Do this
Go through the listing below and list every line with "AOIs".

[Stored data]
......

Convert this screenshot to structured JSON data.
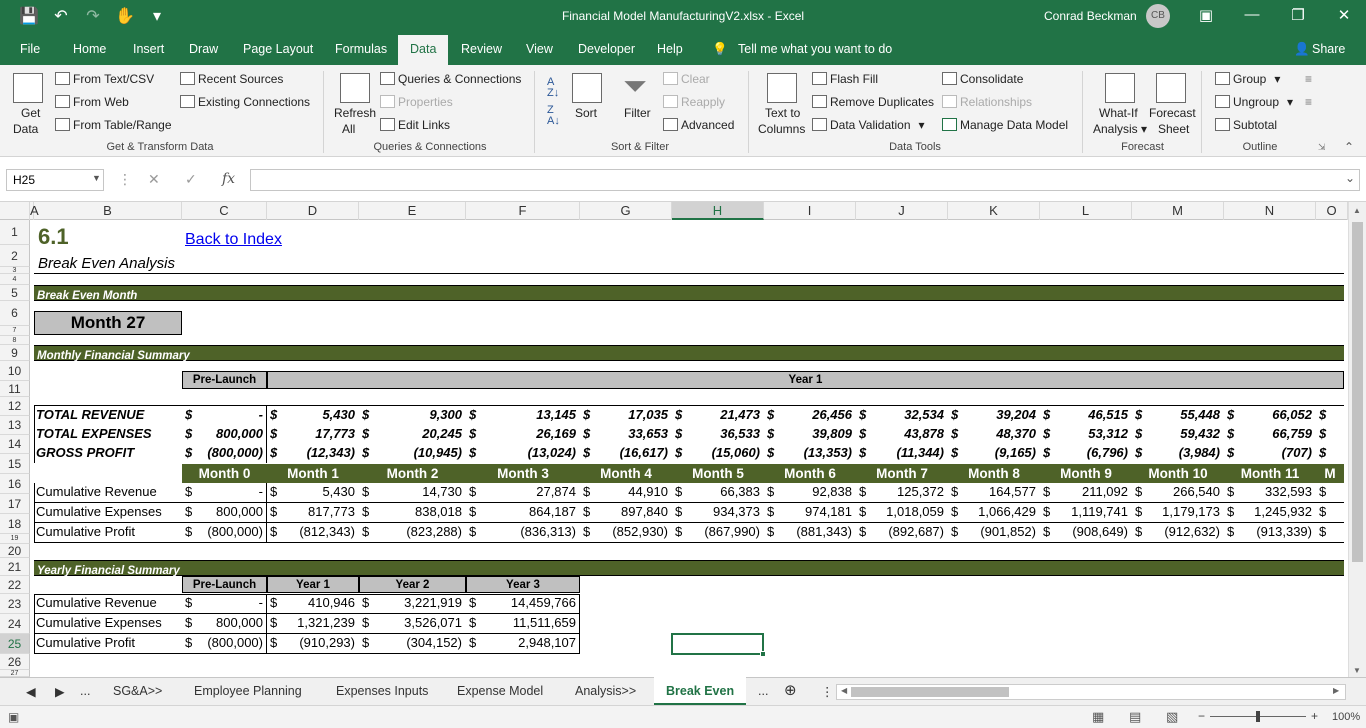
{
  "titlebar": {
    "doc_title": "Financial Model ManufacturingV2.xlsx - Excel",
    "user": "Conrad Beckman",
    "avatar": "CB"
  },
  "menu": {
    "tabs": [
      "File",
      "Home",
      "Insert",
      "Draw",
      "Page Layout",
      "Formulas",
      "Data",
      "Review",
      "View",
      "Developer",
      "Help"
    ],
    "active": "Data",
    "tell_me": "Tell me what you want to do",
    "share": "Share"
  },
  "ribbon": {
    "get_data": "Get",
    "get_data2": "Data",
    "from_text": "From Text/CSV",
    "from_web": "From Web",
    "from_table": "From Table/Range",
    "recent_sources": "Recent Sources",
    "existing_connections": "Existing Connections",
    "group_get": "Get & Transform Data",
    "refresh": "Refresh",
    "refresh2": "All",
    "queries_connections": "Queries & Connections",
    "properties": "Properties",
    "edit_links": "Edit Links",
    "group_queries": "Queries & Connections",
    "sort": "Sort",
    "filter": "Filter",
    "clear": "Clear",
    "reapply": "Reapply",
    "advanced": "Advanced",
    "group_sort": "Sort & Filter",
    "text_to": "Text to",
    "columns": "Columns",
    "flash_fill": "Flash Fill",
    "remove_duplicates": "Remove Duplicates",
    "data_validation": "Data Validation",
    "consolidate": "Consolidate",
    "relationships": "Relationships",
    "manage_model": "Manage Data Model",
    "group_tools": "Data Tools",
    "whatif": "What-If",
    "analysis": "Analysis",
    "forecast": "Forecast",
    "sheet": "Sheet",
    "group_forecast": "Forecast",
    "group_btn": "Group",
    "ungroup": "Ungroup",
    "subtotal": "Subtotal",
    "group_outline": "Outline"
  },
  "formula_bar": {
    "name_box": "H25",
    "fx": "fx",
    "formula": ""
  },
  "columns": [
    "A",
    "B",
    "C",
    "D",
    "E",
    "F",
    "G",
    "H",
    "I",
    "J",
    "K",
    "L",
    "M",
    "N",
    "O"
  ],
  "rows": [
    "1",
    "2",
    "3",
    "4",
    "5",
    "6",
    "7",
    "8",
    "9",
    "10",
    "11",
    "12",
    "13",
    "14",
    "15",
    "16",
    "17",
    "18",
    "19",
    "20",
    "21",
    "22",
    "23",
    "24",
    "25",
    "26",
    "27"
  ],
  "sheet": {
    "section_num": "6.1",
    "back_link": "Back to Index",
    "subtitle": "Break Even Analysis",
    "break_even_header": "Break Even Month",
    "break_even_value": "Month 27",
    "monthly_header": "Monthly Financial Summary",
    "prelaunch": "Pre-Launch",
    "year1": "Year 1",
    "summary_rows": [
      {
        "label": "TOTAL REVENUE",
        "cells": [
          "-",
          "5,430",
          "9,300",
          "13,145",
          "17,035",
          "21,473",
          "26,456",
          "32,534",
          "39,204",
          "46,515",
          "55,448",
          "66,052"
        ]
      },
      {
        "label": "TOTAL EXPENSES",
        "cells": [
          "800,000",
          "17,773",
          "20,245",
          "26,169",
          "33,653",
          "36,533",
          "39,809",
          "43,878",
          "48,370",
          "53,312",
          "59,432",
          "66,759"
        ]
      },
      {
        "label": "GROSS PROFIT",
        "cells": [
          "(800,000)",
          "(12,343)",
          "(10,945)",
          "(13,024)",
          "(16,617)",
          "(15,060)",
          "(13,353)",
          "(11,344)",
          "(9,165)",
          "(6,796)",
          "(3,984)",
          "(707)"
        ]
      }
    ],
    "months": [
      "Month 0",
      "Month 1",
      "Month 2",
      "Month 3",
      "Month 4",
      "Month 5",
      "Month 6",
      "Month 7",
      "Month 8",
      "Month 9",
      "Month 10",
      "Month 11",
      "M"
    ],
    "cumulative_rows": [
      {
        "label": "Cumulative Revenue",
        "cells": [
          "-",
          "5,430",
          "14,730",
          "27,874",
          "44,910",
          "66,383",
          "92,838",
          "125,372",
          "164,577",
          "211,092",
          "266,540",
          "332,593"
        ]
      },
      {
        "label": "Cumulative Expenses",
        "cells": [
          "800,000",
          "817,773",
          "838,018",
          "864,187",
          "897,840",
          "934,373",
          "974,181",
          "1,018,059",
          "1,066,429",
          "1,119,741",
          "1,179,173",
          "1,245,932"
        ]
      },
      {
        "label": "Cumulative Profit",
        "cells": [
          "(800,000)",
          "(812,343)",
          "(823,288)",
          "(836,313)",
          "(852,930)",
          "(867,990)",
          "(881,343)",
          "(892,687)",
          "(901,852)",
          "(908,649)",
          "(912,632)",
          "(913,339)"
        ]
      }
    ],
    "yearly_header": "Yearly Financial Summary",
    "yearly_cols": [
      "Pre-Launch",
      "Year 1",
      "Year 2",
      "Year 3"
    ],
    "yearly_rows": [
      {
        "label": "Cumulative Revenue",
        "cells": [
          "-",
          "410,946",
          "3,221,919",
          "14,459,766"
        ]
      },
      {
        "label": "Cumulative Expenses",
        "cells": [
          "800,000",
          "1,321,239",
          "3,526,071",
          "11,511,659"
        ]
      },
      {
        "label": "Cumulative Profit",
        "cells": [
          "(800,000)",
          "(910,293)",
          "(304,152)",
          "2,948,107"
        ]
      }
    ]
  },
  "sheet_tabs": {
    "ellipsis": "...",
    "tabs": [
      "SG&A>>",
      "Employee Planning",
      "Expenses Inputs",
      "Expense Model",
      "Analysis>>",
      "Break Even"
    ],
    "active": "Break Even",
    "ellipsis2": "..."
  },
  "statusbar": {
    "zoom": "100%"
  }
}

......

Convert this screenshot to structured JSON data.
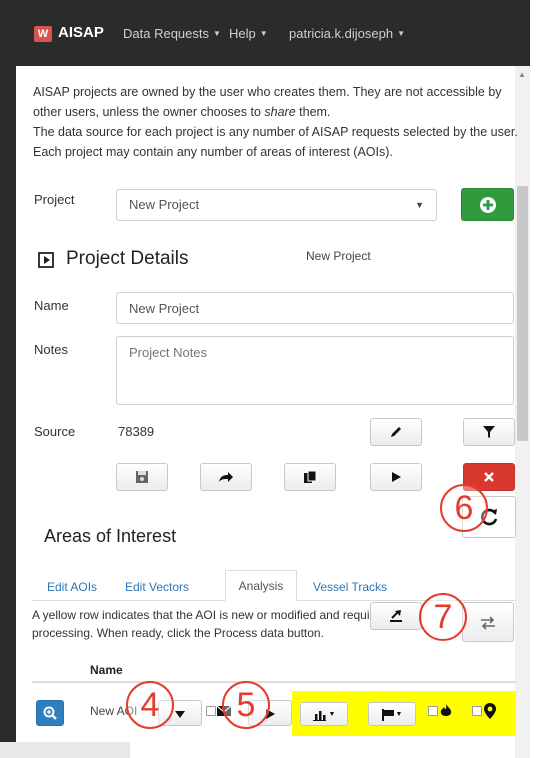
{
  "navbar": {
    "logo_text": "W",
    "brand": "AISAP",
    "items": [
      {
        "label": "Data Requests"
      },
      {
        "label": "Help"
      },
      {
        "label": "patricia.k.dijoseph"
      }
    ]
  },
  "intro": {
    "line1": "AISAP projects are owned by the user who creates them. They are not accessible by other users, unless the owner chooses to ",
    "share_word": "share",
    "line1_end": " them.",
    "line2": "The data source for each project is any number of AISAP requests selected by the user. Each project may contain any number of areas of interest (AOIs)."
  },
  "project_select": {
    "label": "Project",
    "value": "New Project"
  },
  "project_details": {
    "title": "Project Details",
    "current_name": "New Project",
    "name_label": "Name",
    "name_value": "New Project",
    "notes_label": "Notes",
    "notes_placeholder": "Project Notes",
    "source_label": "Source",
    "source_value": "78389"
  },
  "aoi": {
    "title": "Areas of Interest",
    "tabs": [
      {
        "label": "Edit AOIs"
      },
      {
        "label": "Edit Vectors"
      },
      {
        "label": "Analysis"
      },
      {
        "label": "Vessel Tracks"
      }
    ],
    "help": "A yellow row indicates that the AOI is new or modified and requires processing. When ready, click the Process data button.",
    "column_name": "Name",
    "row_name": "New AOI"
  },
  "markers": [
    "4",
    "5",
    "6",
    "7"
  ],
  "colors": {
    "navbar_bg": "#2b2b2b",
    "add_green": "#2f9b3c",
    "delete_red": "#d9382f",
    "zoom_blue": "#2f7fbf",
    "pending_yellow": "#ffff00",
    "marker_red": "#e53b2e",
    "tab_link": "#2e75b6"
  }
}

......

Problem solution
    "line2": "The data source for each project is any number of AISAP requests selected by the user. Each project may contain any number of areas of interest (AOIs)."
        "label": "Edit AOIs"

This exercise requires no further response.